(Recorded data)
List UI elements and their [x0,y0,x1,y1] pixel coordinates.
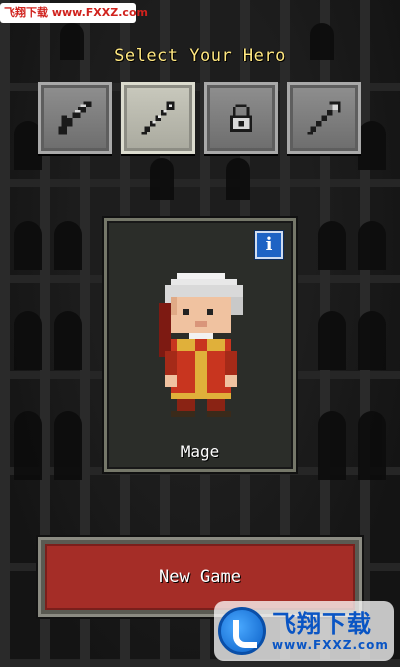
watermark-logo-title: 飞翔下载 [272,610,372,638]
class-button-mage[interactable] [121,82,195,154]
class-button-warrior[interactable] [38,82,112,154]
staff-icon [141,101,175,135]
hero-name: Mage [180,442,220,461]
watermark-banner: 飞翔下载 www.FXXZ.com [0,3,148,23]
game-screen: 飞翔下载 www.FXXZ.com Select Your Hero i Mag… [0,0,400,667]
info-button[interactable]: i [255,231,283,259]
lock-icon [230,104,252,132]
hero-panel: i Mage [104,218,296,472]
info-icon: i [265,234,273,255]
watermark-logo-url: www.FXXZ.com [272,638,389,652]
class-button-huntress[interactable] [287,82,361,154]
mage-sprite [159,273,243,417]
class-button-rogue[interactable] [204,82,278,154]
spear-icon [307,101,341,135]
watermark-logo: 飞翔下载 www.FXXZ.com [214,601,394,661]
page-title: Select Your Hero [114,46,286,66]
new-game-label: New Game [159,567,241,587]
fxxz-logo-icon [218,607,266,655]
sword-icon [58,101,92,135]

**STATED GOAL:** Please arrange every line above as a JSON list of strings, one string per line, skipping blank lines and omitting the pictures.

**PROBLEM SOLUTION:**
[
  "List UI elements and their [x0,y0,x1,y1] pixel coordinates.",
  "watermark-logo-title: 飞翔下载 [272,610,372,638]",
  "class-button-mage[interactable] [121,82,195,154]",
  "class-button-warrior[interactable] [38,82,112,154]",
  "staff-icon [141,101,175,135]",
  "hero-name: Mage [180,442,220,461]",
  "watermark-banner: 飞翔下载 www.FXXZ.com [0,3,148,23]",
  "game-screen: 飞翔下载 www.FXXZ.com Select Your Hero i Mag… [0,0,400,667]",
  "info-button[interactable]: i [255,231,283,259]",
  "lock-icon [230,104,252,132]",
  "hero-panel: i Mage [104,218,296,472]",
  "info-icon: i [265,234,273,255]",
  "watermark-logo-url: www.FXXZ.com [272,638,389,652]",
  "class-button-huntress[interactable] [287,82,361,154]",
  "mage-sprite [159,273,243,417]",
  "class-button-rogue[interactable] [204,82,278,154]",
  "spear-icon [307,101,341,135]",
  "watermark-logo: 飞翔下载 www.FXXZ.com [214,601,394,661]",
  "page-title: Select Your Hero [114,46,286,66]",
  "new-game-label: New Game [159,567,241,587]",
  "fxxz-logo-icon [218,607,266,655]",
  "sword-icon [58,101,92,135]"
]